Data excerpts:
┄┄┄┄┄┄┄┄┄┄
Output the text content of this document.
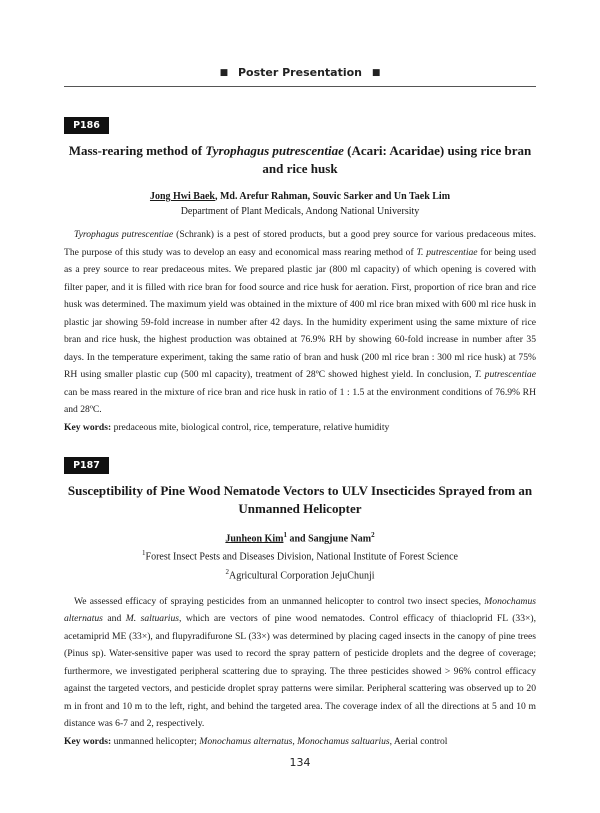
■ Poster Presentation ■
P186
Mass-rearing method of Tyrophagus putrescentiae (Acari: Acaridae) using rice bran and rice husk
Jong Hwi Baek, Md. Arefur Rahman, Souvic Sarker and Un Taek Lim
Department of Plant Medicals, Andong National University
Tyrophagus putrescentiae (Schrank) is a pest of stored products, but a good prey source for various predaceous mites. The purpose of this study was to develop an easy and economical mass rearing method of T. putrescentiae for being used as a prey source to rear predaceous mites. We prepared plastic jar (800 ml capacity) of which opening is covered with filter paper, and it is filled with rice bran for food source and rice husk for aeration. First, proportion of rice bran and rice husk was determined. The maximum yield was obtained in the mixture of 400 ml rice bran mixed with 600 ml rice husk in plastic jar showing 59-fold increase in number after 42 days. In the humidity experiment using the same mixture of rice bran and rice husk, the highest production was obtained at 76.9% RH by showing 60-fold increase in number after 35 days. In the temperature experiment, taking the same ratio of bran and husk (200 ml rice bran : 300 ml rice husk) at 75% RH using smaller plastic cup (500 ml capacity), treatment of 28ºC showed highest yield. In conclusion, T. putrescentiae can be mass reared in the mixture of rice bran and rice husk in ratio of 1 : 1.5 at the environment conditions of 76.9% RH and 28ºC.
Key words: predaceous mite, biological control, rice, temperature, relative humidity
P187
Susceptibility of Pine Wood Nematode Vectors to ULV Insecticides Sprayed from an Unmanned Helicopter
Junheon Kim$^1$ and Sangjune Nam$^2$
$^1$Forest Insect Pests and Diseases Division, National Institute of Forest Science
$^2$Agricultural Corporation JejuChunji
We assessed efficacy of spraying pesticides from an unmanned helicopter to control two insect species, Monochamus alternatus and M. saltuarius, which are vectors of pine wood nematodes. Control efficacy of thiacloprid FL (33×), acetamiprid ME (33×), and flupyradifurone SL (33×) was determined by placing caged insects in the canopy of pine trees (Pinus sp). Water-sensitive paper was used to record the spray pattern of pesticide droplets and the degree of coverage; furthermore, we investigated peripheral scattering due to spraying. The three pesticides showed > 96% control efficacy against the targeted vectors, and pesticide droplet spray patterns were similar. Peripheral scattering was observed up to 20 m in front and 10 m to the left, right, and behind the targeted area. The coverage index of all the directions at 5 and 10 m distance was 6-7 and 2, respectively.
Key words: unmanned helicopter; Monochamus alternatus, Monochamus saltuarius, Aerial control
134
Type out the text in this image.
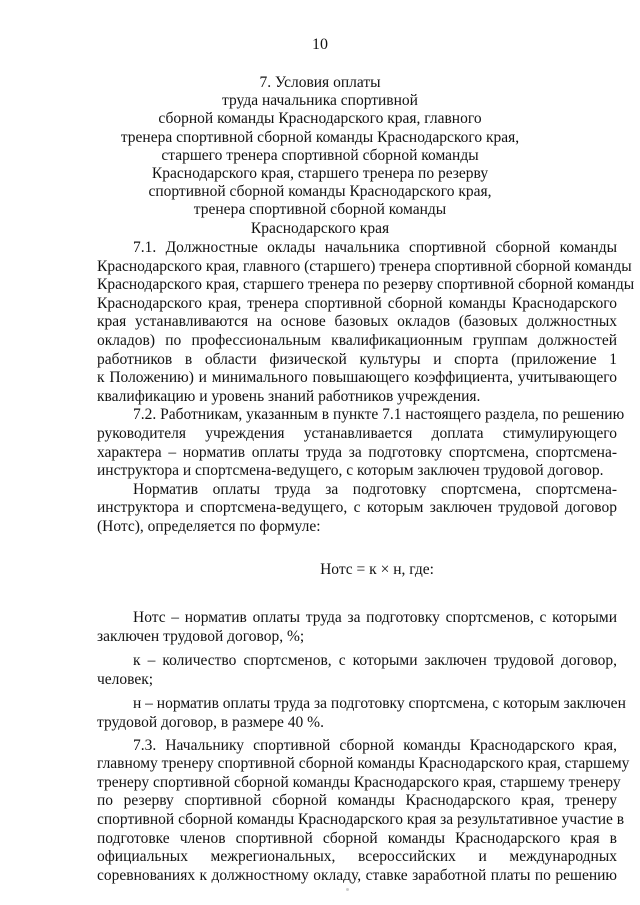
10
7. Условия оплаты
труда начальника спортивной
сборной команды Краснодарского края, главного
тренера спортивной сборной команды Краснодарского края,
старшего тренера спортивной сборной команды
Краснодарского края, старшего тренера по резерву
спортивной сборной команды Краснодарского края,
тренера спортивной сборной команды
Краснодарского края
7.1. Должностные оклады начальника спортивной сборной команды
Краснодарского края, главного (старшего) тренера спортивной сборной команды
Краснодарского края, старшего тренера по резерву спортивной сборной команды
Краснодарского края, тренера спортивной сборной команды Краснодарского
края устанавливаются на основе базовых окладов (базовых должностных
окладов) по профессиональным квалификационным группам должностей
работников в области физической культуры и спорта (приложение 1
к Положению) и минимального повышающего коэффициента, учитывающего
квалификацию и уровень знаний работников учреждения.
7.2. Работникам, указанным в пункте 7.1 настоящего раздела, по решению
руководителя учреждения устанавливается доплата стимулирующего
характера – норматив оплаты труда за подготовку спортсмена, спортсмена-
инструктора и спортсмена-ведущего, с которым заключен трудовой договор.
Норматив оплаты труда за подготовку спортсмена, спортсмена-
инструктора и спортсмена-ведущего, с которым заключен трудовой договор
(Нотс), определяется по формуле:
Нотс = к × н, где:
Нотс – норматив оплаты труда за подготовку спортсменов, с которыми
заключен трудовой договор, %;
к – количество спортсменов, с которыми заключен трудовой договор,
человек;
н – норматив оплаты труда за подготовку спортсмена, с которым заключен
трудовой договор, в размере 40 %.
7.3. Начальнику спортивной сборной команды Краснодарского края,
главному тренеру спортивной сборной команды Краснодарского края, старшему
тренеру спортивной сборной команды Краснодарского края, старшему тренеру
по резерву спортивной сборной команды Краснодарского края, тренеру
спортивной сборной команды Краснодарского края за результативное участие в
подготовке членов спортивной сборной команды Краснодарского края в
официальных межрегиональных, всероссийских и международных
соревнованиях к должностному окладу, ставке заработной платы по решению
┄┄┄┄┄┄┄┄┄┄
● **WHAT IS EXPECTED**: Search the data for the word "решению" and copy each line where it appears.

● **EXERCISE OUTPUT**:
7.2. Работникам, указанным в пункте 7.1 настоящего раздела, по решению
соревнованиях к должностному окладу, ставке заработной платы по решению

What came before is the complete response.